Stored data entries
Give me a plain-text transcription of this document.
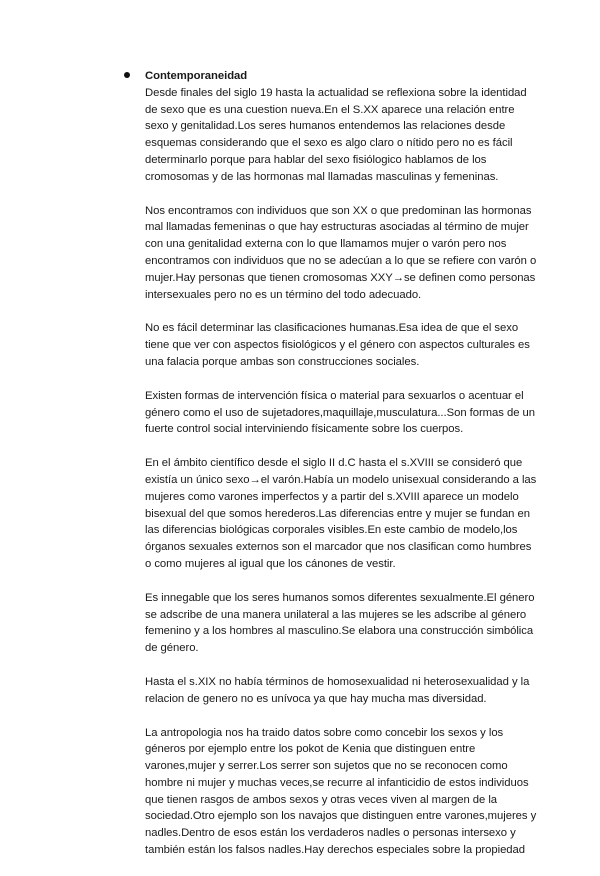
Contemporaneidad

Desde finales del siglo 19 hasta la actualidad se reflexiona sobre la identidad de sexo que es una cuestion nueva.En el S.XX aparece una relación entre sexo y genitalidad.Los seres humanos entendemos las relaciones desde esquemas considerando que el sexo es algo claro o nítido pero no es fácil determinarlo porque para hablar del sexo fisiólogico hablamos de los cromosomas y de las hormonas mal llamadas masculinas y femeninas.

Nos encontramos con individuos que son XX o que predominan las hormonas mal llamadas femeninas o que hay estructuras asociadas al término de mujer con una genitalidad externa con lo que llamamos mujer o varón pero nos encontramos con individuos que no se adecúan a lo que se refiere con varón o mujer.Hay personas que tienen cromosomas XXY→se definen como personas intersexuales pero no es un término del todo adecuado.

No es fácil determinar las clasificaciones humanas.Esa idea de que el sexo tiene que ver con aspectos fisiológicos y el género con aspectos culturales es una falacia porque ambas son construcciones sociales.

Existen formas de intervención física o material para sexuarlos o acentuar el género como el uso de sujetadores,maquillaje,musculatura...Son formas de un fuerte control social interviniendo físicamente sobre los cuerpos.

En el ámbito científico desde el siglo II d.C hasta el s.XVIII se consideró que existía un único sexo→el varón.Había un modelo unisexual considerando a las mujeres como varones imperfectos y a partir del s.XVIII aparece un modelo bisexual del que somos herederos.Las diferencias entre y mujer se fundan en las diferencias biológicas corporales visibles.En este cambio de modelo,los órganos sexuales externos son el marcador que nos clasifican como humbres o como mujeres al igual que los cánones de vestir.

Es innegable que los seres humanos somos diferentes sexualmente.El género se adscribe de una manera unilateral a las mujeres se les adscribe al género femenino y a los hombres al masculino.Se elabora una construcción simbólica de género.

Hasta el s.XIX no había términos de homosexualidad ni heterosexualidad y la relacion de genero no es unívoca ya que hay mucha mas diversidad.

La antropologia nos ha traido datos sobre como concebir los sexos y los géneros por ejemplo entre los pokot de Kenia que distinguen entre varones,mujer y serrer.Los serrer son sujetos que no se reconocen como hombre ni mujer y muchas veces,se recurre al infanticidio de estos individuos que tienen rasgos de ambos sexos y otras veces viven al margen de la sociedad.Otro ejemplo son los navajos que distinguen entre varones,mujeres y nadles.Dentro de esos están los verdaderos nadles o personas intersexo y también están los falsos nadles.Hay derechos especiales sobre la propiedad
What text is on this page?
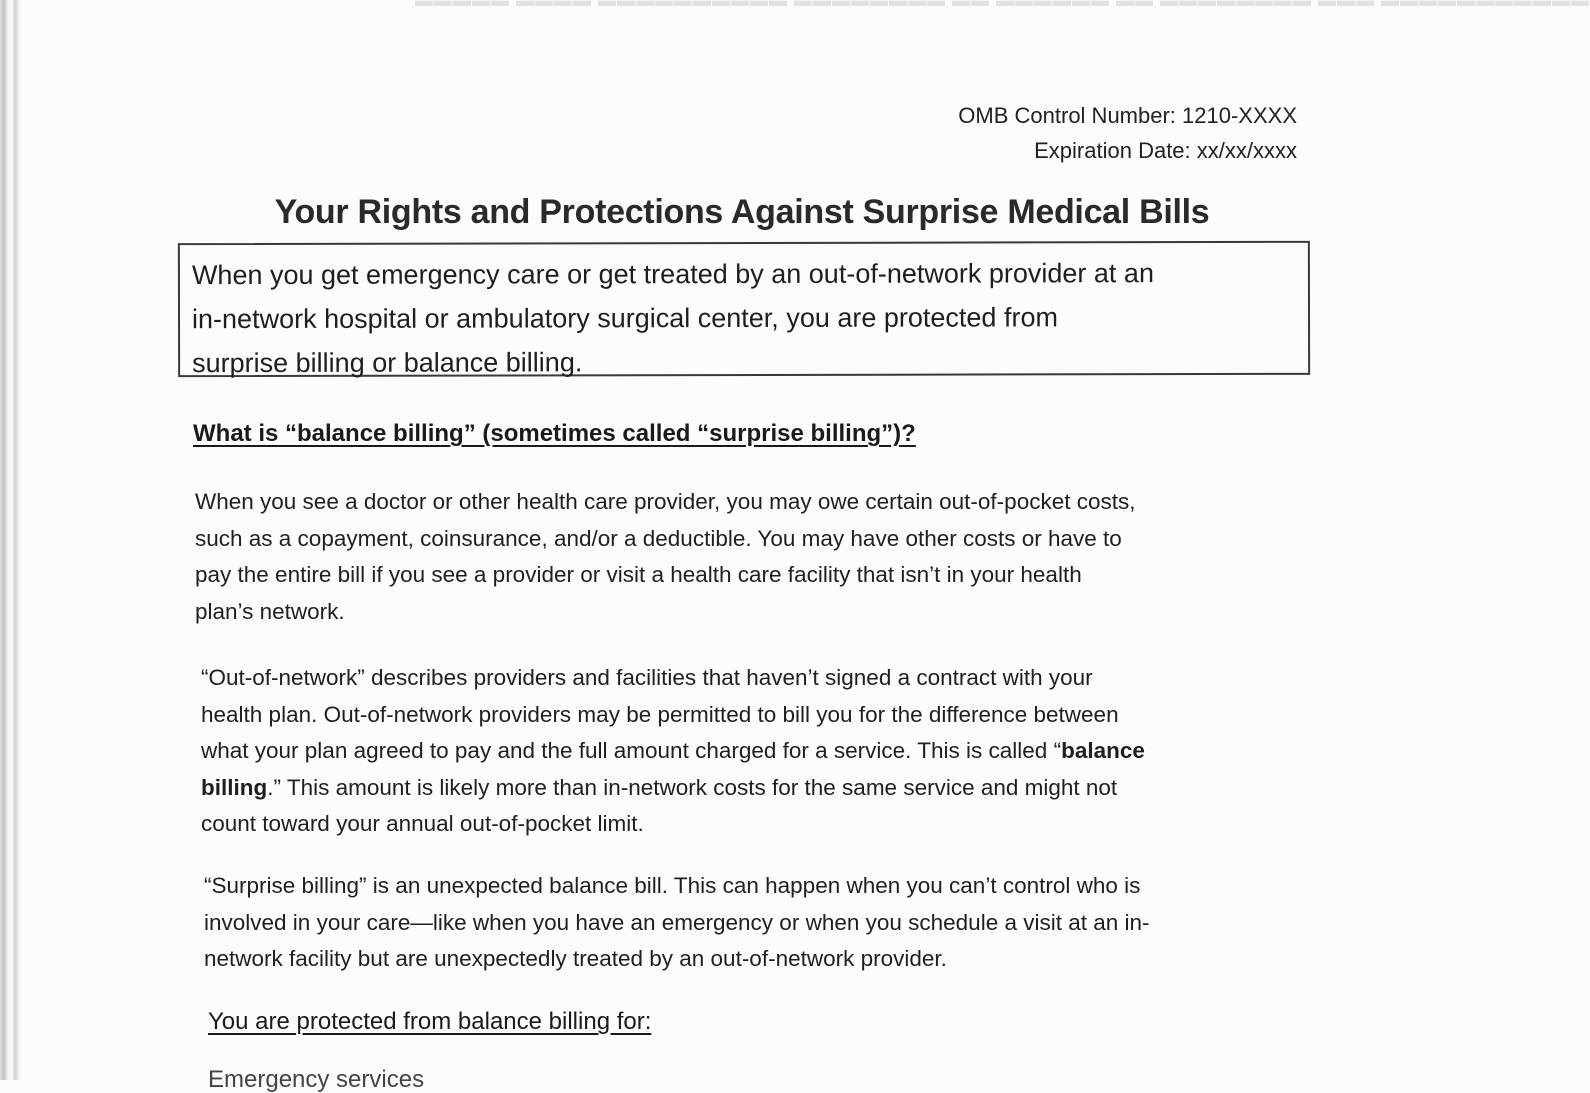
▬▬▬▬▬ ▬▬▬▬ ▬▬▬▬▬▬▬▬▬▬ ▬▬▬▬▬▬▬▬ ▬▬ ▬▬▬▬▬▬ ▬▬ ▬▬▬▬▬▬▬▬ ▬▬▬ ▬▬▬▬▬▬▬▬▬▬▬
OMB Control Number: 1210-XXXX
Expiration Date: xx/xx/xxxx
Your Rights and Protections Against Surprise Medical Bills
When you get emergency care or get treated by an out-of-network provider at an
in-network hospital or ambulatory surgical center, you are protected from
surprise billing or balance billing.
What is “balance billing” (sometimes called “surprise billing”)?
When you see a doctor or other health care provider, you may owe certain out-of-pocket costs,
such as a copayment, coinsurance, and/or a deductible. You may have other costs or have to
pay the entire bill if you see a provider or visit a health care facility that isn’t in your health
plan’s network.
“Out-of-network” describes providers and facilities that haven’t signed a contract with your
health plan. Out-of-network providers may be permitted to bill you for the difference between
what your plan agreed to pay and the full amount charged for a service. This is called “balance
billing.” This amount is likely more than in-network costs for the same service and might not
count toward your annual out-of-pocket limit.
“Surprise billing” is an unexpected balance bill. This can happen when you can’t control who is
involved in your care—like when you have an emergency or when you schedule a visit at an in-
network facility but are unexpectedly treated by an out-of-network provider.
You are protected from balance billing for:
Emergency services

EXERCISE PROMPT:
Repeat each entry exactly as given; no pictures belong in the copy.

REPLY TO THE EXERCISE:
Give me a plain-text transcription of this document.
Contemporaneidad

Desde finales del siglo 19 hasta la actualidad se reflexiona sobre la identidad de sexo que es una cuestion nueva.En el S.XX aparece una relación entre sexo y genitalidad.Los seres humanos entendemos las relaciones desde esquemas considerando que el sexo es algo claro o nítido pero no es fácil determinarlo porque para hablar del sexo fisiólogico hablamos de los cromosomas y de las hormonas mal llamadas masculinas y femeninas.

Nos encontramos con individuos que son XX o que predominan las hormonas mal llamadas femeninas o que hay estructuras asociadas al término de mujer con una genitalidad externa con lo que llamamos mujer o varón pero nos encontramos con individuos que no se adecúan a lo que se refiere con varón o mujer.Hay personas que tienen cromosomas XXY→se definen como personas intersexuales pero no es un término del todo adecuado.

No es fácil determinar las clasificaciones humanas.Esa idea de que el sexo tiene que ver con aspectos fisiológicos y el género con aspectos culturales es una falacia porque ambas son construcciones sociales.

Existen formas de intervención física o material para sexuarlos o acentuar el género como el uso de sujetadores,maquillaje,musculatura...Son formas de un fuerte control social interviniendo físicamente sobre los cuerpos.

En el ámbito científico desde el siglo II d.C hasta el s.XVIII se consideró que existía un único sexo→el varón.Había un modelo unisexual considerando a las mujeres como varones imperfectos y a partir del s.XVIII aparece un modelo bisexual del que somos herederos.Las diferencias entre y mujer se fundan en las diferencias biológicas corporales visibles.En este cambio de modelo,los órganos sexuales externos son el marcador que nos clasifican como humbres o como mujeres al igual que los cánones de vestir.

Es innegable que los seres humanos somos diferentes sexualmente.El género se adscribe de una manera unilateral a las mujeres se les adscribe al género femenino y a los hombres al masculino.Se elabora una construcción simbólica de género.

Hasta el s.XIX no había términos de homosexualidad ni heterosexualidad y la relacion de genero no es unívoca ya que hay mucha mas diversidad.

La antropologia nos ha traido datos sobre como concebir los sexos y los géneros por ejemplo entre los pokot de Kenia que distinguen entre varones,mujer y serrer.Los serrer son sujetos que no se reconocen como hombre ni mujer y muchas veces,se recurre al infanticidio de estos individuos que tienen rasgos de ambos sexos y otras veces viven al margen de la sociedad.Otro ejemplo son los navajos que distinguen entre varones,mujeres y nadles.Dentro de esos están los verdaderos nadles o personas intersexo y también están los falsos nadles.Hay derechos especiales sobre la propiedad
What text is on this page?
▬▬▬▬▬ ▬▬▬▬ ▬▬▬▬▬▬▬▬▬▬ ▬▬▬▬▬▬▬▬ ▬▬ ▬▬▬▬▬▬ ▬▬ ▬▬▬▬▬▬▬▬ ▬▬▬ ▬▬▬▬▬▬▬▬▬▬▬
OMB Control Number: 1210-XXXX
Expiration Date: xx/xx/xxxx
Your Rights and Protections Against Surprise Medical Bills
When you get emergency care or get treated by an out-of-network provider at an
in-network hospital or ambulatory surgical center, you are protected from
surprise billing or balance billing.
What is “balance billing” (sometimes called “surprise billing”)?
When you see a doctor or other health care provider, you may owe certain out-of-pocket costs,
such as a copayment, coinsurance, and/or a deductible. You may have other costs or have to
pay the entire bill if you see a provider or visit a health care facility that isn’t in your health
plan’s network.
“Out-of-network” describes providers and facilities that haven’t signed a contract with your
health plan. Out-of-network providers may be permitted to bill you for the difference between
what your plan agreed to pay and the full amount charged for a service. This is called “balance
billing.” This amount is likely more than in-network costs for the same service and might not
count toward your annual out-of-pocket limit.
“Surprise billing” is an unexpected balance bill. This can happen when you can’t control who is
involved in your care—like when you have an emergency or when you schedule a visit at an in-
network facility but are unexpectedly treated by an out-of-network provider.
You are protected from balance billing for:
Emergency services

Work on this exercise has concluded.